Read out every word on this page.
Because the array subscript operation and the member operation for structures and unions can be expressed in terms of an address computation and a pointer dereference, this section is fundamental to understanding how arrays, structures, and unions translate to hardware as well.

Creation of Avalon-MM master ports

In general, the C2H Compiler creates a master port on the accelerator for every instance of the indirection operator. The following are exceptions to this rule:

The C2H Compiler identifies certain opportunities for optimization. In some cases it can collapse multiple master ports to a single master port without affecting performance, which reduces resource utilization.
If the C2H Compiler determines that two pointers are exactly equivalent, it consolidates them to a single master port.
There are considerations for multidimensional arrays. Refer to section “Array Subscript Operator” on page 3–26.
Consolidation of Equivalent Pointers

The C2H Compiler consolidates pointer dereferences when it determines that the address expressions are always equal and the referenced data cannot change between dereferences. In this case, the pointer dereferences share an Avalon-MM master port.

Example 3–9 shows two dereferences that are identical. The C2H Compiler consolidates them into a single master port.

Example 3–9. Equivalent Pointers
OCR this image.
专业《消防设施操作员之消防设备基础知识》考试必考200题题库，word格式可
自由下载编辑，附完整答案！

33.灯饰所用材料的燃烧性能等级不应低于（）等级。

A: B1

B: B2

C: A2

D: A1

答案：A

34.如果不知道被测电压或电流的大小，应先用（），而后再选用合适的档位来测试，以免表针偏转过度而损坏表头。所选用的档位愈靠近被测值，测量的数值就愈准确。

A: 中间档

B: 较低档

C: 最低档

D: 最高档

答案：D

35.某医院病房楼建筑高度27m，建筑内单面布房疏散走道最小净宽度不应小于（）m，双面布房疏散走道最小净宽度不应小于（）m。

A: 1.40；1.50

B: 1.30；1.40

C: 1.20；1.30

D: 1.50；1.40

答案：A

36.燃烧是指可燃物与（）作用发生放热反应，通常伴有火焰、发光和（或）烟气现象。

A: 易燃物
──────────────────────────────
* **INSTRUCTIONS FOR THE TASK**:
Repeat every line of the records above exactly.

* **TASK OUTPUT**:
Read out every word on this page.
Because the array subscript operation and the member operation for structures and unions can be expressed in terms of an address computation and a pointer dereference, this section is fundamental to understanding how arrays, structures, and unions translate to hardware as well.

Creation of Avalon-MM master ports

In general, the C2H Compiler creates a master port on the accelerator for every instance of the indirection operator. The following are exceptions to this rule:

The C2H Compiler identifies certain opportunities for optimization. In some cases it can collapse multiple master ports to a single master port without affecting performance, which reduces resource utilization.
If the C2H Compiler determines that two pointers are exactly equivalent, it consolidates them to a single master port.
There are considerations for multidimensional arrays. Refer to section “Array Subscript Operator” on page 3–26.
Consolidation of Equivalent Pointers

The C2H Compiler consolidates pointer dereferences when it determines that the address expressions are always equal and the referenced data cannot change between dereferences. In this case, the pointer dereferences share an Avalon-MM master port.

Example 3–9 shows two dereferences that are identical. The C2H Compiler consolidates them into a single master port.

Example 3–9. Equivalent Pointers
OCR this image.
专业《消防设施操作员之消防设备基础知识》考试必考200题题库，word格式可
自由下载编辑，附完整答案！

33.灯饰所用材料的燃烧性能等级不应低于（）等级。

A: B1

B: B2

C: A2

D: A1

答案：A

34.如果不知道被测电压或电流的大小，应先用（），而后再选用合适的档位来测试，以免表针偏转过度而损坏表头。所选用的档位愈靠近被测值，测量的数值就愈准确。

A: 中间档

B: 较低档

C: 最低档

D: 最高档

答案：D

35.某医院病房楼建筑高度27m，建筑内单面布房疏散走道最小净宽度不应小于（）m，双面布房疏散走道最小净宽度不应小于（）m。

A: 1.40；1.50

B: 1.30；1.40

C: 1.20；1.30

D: 1.50；1.40

答案：A

36.燃烧是指可燃物与（）作用发生放热反应，通常伴有火焰、发光和（或）烟气现象。

A: 易燃物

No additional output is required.